→ **Given exercise**
Render the material from its first line up to and including the line with "watermark: KK下载 www.kkx.net" as a Markdown table with the columns No. and Entry. Number each line and omit any blank ones.

→ **Task inputs**
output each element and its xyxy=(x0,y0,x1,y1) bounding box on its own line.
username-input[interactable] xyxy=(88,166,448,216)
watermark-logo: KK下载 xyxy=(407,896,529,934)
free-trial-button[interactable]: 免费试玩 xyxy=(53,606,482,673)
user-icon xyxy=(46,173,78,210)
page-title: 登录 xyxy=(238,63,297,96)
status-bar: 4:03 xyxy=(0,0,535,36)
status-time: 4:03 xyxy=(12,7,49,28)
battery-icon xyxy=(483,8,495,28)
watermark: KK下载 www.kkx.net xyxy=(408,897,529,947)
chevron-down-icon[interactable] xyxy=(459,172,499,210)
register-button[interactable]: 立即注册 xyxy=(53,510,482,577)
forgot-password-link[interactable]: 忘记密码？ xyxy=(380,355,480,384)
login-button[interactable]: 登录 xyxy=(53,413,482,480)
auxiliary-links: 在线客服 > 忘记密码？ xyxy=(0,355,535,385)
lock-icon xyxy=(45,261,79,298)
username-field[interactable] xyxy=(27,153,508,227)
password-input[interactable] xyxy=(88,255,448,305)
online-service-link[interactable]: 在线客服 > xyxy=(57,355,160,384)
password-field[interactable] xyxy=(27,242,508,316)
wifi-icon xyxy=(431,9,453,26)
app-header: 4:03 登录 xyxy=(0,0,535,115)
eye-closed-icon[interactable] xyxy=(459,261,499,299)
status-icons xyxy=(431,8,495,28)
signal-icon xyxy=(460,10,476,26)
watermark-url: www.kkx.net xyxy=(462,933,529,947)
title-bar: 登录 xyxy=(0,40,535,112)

→ **The output**
| No. | Entry |
|---|---|
| 1 | output each element and its xyxy=(x0,y0,x1,y1) bounding box on its own line. |
| 2 | username-input[interactable] xyxy=(88,166,448,216) |
| 3 | watermark-logo: KK下载 xyxy=(407,896,529,934) |
| 4 | free-trial-button[interactable]: 免费试玩 xyxy=(53,606,482,673) |
| 5 | user-icon xyxy=(46,173,78,210) |
| 6 | page-title: 登录 xyxy=(238,63,297,96) |
| 7 | status-bar: 4:03 xyxy=(0,0,535,36) |
| 8 | status-time: 4:03 xyxy=(12,7,49,28) |
| 9 | battery-icon xyxy=(483,8,495,28) |
| 10 | watermark: KK下载 www.kkx.net xyxy=(408,897,529,947) |